---------- Given data
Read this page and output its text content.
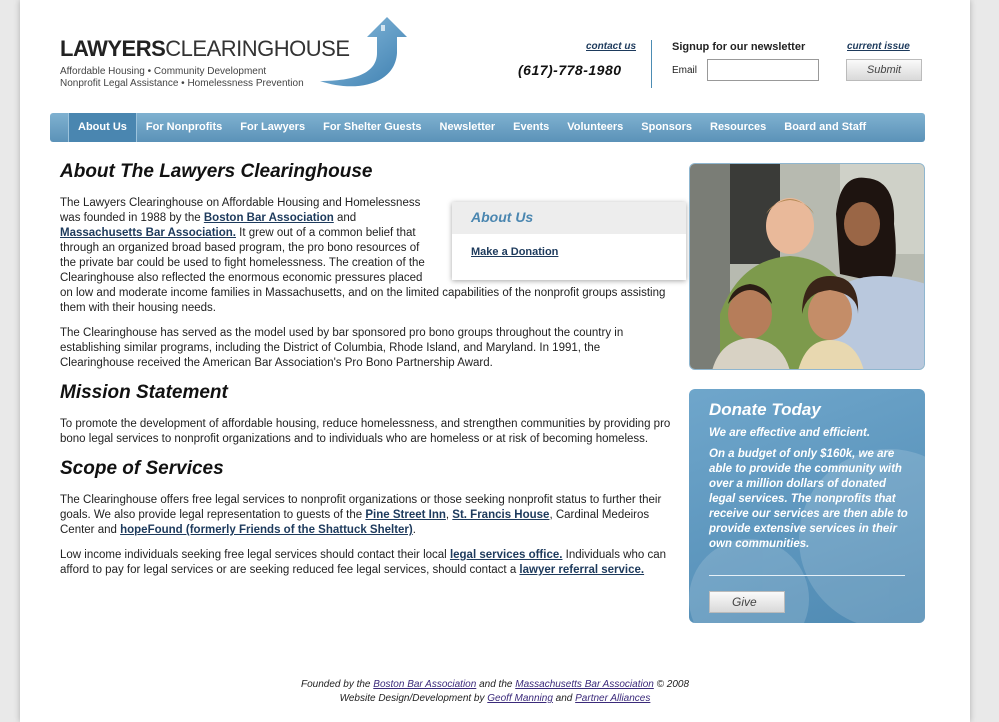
LAWYERSCLEARINGHOUSE
Affordable Housing • Community Development
Nonprofit Legal Assistance • Homelessness Prevention
contact us
(617)-778-1980
Signup for our newsletter
Email
current issue
Submit
About Us	For Nonprofits	For Lawyers	For Shelter Guests	Newsletter	Events	Volunteers	Sponsors	Resources	Board and Staff
About The Lawyers Clearinghouse
About Us
Make a Donation

The Lawyers Clearinghouse on Affordable Housing and Homelessness was founded in 1988 by the Boston Bar Association and Massachusetts Bar Association. It grew out of a common belief that through an organized broad based program, the pro bono resources of the private bar could be used to fight homelessness. The creation of the Clearinghouse also reflected the enormous economic pressures placed on low and moderate income families in Massachusetts, and on the limited capabilities of the nonprofit groups assisting them with their housing needs.

The Clearinghouse has served as the model used by bar sponsored pro bono groups throughout the country in establishing similar programs, including the District of Columbia, Rhode Island, and Maryland. In 1991, the Clearinghouse received the American Bar Association's Pro Bono Partnership Award.

Mission Statement

To promote the development of affordable housing, reduce homelessness, and strengthen communities by providing pro bono legal services to nonprofit organizations and to individuals who are homeless or at risk of becoming homeless.

Scope of Services

The Clearinghouse offers free legal services to nonprofit organizations or those seeking nonprofit status to further their goals. We also provide legal representation to guests of the Pine Street Inn, St. Francis House, Cardinal Medeiros Center and hopeFound (formerly Friends of the Shattuck Shelter).

Low income individuals seeking free legal services should contact their local legal services office. Individuals who can afford to pay for legal services or are seeking reduced fee legal services, should contact a lawyer referral service.

Donate Today
We are effective and efficient.
On a budget of only $160k, we are able to provide the community with over a million dollars of donated legal services. The nonprofits that receive our services are then able to provide extensive services in their own communities.
Give
Founded by the Boston Bar Association and the Massachusetts Bar Association © 2008
Website Design/Development by Geoff Manning and Partner Alliances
--------------------
_Exercise aim:_
Identify and list each line with the word "contact".

_The reply:_
contact us
Low income individuals seeking free legal services should contact their local legal services office. Individuals who can afford to pay for legal services or are seeking reduced fee legal services, should contact a lawyer referral service.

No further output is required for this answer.